(Records from a collection of figures)
┏━━

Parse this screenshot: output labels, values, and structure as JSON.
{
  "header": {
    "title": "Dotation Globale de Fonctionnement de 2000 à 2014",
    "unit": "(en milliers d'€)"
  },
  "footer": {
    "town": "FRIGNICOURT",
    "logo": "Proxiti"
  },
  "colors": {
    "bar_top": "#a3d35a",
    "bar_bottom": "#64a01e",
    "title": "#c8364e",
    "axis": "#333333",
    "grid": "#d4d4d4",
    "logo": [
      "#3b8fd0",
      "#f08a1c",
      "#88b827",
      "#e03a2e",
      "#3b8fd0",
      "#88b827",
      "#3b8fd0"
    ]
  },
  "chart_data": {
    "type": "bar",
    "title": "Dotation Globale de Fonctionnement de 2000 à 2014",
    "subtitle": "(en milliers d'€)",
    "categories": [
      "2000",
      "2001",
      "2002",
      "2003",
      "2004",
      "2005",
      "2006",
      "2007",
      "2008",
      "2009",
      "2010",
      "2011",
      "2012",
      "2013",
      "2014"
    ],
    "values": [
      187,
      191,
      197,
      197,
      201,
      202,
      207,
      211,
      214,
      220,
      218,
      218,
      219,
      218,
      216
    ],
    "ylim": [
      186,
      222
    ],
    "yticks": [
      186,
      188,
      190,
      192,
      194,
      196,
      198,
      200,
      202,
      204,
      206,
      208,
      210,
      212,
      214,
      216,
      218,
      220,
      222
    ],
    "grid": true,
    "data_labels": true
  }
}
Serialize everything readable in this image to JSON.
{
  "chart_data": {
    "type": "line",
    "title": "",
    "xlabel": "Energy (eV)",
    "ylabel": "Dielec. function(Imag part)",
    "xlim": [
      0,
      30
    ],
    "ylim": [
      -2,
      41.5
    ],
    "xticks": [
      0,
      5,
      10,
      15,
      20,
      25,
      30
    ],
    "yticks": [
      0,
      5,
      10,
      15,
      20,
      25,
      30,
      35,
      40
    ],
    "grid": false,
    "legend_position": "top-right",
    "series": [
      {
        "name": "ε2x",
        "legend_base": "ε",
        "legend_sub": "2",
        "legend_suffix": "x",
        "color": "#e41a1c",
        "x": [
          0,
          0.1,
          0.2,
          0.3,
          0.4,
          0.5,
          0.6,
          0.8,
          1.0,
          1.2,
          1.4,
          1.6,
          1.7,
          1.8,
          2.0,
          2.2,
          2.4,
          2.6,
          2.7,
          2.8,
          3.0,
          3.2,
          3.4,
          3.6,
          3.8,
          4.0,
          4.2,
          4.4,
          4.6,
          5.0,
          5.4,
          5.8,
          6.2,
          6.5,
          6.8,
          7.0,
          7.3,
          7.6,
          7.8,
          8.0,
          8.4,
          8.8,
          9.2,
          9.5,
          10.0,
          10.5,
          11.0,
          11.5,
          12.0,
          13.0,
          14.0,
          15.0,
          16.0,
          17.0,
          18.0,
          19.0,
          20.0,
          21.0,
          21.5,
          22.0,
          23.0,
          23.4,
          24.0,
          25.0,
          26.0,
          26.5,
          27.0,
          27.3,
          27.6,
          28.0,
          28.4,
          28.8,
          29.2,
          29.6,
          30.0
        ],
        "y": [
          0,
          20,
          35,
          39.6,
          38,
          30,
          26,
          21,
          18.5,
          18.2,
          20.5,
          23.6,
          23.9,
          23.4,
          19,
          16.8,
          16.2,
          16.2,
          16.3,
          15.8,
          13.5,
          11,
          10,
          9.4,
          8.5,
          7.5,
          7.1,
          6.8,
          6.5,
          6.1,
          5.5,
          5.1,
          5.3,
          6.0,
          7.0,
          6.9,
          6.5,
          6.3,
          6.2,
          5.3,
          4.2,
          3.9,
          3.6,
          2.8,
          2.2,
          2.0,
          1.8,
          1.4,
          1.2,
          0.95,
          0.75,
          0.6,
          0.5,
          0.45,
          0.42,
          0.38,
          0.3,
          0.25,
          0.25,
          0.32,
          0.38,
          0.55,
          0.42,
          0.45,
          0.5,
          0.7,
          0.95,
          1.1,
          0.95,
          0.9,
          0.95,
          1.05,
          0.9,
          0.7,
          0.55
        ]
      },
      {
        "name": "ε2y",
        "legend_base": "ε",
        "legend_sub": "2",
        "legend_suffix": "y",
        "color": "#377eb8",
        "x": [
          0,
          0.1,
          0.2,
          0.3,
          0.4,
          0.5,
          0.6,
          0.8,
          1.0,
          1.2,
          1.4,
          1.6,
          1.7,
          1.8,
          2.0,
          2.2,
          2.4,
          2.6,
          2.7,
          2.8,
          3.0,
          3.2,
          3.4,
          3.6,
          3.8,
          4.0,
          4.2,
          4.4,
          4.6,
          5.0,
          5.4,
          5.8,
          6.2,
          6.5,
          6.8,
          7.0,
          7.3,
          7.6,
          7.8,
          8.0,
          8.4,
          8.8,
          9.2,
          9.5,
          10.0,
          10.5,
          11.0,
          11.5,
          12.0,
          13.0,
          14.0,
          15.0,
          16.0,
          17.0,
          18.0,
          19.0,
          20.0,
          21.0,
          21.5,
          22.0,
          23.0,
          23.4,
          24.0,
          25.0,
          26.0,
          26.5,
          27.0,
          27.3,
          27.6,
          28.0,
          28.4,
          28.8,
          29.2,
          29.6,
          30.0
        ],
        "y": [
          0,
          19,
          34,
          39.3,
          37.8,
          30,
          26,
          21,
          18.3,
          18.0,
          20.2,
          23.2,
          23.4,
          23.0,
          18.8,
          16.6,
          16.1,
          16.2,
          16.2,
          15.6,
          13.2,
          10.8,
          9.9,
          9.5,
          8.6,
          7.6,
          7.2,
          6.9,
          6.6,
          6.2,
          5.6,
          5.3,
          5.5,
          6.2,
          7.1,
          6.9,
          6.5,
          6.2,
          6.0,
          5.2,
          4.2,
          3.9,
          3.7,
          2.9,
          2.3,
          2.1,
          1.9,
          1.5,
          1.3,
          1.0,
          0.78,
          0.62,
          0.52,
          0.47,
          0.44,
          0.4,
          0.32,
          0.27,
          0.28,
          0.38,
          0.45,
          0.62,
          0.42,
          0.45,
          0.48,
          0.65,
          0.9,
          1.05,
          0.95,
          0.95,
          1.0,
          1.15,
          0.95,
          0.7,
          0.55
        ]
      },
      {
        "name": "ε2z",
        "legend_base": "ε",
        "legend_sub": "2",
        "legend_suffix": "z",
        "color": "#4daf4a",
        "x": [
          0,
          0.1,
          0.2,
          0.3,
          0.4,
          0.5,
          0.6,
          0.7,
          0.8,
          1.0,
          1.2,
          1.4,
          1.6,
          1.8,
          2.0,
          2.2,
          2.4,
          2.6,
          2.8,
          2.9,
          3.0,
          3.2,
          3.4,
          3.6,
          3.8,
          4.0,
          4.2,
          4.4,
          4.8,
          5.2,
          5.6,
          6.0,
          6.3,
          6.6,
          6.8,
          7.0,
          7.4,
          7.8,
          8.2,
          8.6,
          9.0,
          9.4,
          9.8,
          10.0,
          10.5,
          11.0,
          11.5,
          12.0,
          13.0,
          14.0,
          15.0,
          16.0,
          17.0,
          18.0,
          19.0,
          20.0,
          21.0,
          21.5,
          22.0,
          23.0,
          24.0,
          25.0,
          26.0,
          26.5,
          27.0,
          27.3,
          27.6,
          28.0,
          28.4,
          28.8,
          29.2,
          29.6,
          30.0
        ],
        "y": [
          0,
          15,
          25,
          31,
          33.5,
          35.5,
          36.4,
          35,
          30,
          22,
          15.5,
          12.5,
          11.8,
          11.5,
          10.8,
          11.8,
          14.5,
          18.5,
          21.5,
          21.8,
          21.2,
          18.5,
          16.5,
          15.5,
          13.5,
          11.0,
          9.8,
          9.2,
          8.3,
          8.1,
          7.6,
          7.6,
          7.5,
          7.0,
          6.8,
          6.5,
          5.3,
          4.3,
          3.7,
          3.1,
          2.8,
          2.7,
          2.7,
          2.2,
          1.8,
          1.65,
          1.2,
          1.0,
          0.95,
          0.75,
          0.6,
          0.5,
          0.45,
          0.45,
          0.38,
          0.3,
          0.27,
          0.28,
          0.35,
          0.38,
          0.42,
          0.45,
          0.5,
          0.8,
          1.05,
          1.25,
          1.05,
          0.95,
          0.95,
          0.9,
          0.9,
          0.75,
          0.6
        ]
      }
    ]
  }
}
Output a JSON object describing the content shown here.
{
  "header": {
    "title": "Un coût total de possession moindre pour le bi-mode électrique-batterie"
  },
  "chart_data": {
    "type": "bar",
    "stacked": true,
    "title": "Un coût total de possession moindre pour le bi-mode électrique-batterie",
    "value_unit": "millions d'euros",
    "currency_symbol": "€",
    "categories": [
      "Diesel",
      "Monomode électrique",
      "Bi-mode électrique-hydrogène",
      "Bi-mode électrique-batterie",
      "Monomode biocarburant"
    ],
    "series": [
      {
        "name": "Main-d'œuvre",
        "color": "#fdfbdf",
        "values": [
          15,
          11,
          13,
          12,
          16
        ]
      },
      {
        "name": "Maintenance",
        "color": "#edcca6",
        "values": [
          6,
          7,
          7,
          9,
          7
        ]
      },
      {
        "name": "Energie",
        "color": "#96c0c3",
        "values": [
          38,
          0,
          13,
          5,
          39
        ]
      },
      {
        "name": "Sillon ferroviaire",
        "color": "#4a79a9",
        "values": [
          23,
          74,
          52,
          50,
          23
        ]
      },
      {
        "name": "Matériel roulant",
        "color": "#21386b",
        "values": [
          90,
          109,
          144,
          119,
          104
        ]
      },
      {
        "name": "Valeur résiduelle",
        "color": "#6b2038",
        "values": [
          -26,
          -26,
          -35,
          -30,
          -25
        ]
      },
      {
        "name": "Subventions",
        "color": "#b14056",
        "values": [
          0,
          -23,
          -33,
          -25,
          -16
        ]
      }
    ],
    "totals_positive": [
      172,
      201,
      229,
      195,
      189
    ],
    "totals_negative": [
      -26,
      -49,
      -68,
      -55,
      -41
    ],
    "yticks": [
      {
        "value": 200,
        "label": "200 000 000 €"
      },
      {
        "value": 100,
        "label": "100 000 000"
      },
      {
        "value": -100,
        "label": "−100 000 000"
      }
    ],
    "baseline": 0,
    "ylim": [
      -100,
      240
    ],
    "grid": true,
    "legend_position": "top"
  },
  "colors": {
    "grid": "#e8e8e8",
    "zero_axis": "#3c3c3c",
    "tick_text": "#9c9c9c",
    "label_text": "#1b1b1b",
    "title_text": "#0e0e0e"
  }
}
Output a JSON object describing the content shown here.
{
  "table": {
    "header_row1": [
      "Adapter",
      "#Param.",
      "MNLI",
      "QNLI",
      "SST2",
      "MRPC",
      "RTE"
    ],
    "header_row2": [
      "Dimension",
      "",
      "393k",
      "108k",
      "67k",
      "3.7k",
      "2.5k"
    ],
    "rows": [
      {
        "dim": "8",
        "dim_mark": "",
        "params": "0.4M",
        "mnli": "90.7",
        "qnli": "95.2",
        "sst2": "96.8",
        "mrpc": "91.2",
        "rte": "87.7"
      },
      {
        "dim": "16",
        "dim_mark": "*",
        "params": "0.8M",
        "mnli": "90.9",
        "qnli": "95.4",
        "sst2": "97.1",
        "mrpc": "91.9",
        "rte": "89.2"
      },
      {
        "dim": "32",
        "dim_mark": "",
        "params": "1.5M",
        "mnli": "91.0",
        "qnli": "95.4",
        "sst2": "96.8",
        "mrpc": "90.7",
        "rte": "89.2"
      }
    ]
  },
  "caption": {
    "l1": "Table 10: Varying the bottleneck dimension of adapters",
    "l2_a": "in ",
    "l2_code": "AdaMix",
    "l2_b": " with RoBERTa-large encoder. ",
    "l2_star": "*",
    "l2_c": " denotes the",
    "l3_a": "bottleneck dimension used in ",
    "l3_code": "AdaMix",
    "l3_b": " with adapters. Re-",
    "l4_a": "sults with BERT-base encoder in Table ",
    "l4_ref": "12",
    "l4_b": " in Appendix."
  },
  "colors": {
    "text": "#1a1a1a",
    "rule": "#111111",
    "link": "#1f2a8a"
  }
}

┗━━

> [Stated exercise]: Copy each line above that contains the string "encoder".

> [Output]:
    "l2_b": " with RoBERTa-large encoder. ",
    "l4_a": "sults with BERT-base encoder in Table ",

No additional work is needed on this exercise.